Work instructions: Pull out every line of the listing below where "said" appears.

---

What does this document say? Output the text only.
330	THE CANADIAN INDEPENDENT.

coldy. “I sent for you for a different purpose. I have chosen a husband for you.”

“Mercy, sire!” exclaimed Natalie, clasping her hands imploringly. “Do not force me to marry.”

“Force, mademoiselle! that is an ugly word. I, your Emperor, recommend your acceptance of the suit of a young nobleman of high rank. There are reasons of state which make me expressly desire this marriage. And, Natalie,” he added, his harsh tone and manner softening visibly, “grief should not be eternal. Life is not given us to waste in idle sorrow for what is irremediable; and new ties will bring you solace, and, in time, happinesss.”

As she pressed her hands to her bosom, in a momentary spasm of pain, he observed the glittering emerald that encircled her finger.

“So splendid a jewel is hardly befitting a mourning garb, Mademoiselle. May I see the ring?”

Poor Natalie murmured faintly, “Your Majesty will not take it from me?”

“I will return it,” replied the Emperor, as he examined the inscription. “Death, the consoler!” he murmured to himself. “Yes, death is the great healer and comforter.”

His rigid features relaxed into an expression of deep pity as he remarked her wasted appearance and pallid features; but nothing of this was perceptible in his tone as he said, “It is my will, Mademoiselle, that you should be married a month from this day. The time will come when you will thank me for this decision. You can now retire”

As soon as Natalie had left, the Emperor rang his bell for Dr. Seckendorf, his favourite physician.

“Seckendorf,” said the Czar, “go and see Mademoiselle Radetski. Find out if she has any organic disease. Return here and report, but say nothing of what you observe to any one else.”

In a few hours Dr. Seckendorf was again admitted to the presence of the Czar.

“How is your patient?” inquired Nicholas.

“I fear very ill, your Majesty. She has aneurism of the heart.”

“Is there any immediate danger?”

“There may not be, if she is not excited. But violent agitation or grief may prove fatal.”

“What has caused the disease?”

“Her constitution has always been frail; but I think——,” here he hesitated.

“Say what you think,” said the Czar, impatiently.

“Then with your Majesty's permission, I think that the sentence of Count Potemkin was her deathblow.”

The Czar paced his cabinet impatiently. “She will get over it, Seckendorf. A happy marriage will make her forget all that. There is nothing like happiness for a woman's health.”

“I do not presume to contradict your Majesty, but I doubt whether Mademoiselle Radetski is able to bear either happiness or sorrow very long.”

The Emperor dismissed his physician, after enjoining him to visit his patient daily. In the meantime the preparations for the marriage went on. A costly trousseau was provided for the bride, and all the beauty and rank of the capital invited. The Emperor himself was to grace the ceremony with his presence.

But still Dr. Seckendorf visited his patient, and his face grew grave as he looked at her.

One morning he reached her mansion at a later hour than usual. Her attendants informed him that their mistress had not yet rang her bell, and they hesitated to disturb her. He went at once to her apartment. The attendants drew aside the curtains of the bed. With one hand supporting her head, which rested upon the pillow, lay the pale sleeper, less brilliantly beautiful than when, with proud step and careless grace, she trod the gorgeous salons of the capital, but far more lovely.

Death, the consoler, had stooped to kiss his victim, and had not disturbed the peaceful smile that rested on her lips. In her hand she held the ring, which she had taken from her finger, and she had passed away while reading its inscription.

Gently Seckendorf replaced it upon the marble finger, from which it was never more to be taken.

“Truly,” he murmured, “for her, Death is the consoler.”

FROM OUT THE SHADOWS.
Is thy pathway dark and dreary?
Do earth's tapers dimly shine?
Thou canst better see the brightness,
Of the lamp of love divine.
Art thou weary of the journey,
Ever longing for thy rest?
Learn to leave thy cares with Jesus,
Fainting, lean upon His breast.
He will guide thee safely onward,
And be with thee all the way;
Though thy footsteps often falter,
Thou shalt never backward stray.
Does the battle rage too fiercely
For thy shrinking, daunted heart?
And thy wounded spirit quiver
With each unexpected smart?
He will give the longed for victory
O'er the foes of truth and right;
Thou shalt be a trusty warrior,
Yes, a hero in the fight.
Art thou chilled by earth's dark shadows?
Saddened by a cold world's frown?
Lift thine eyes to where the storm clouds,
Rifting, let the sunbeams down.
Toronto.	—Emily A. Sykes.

---

Output of the task:
His rigid features relaxed into an expression of deep pity as he remarked her wasted appearance and pallid features; but nothing of this was perceptible in his tone as he said, “It is my will, Mademoiselle, that you should be married a month from this day. The time will come when you will thank me for this decision. You can now retire”
“Seckendorf,” said the Czar, “go and see Mademoiselle Radetski. Find out if she has any organic disease. Return here and report, but say nothing of what you observe to any one else.”
“Say what you think,” said the Czar, impatiently.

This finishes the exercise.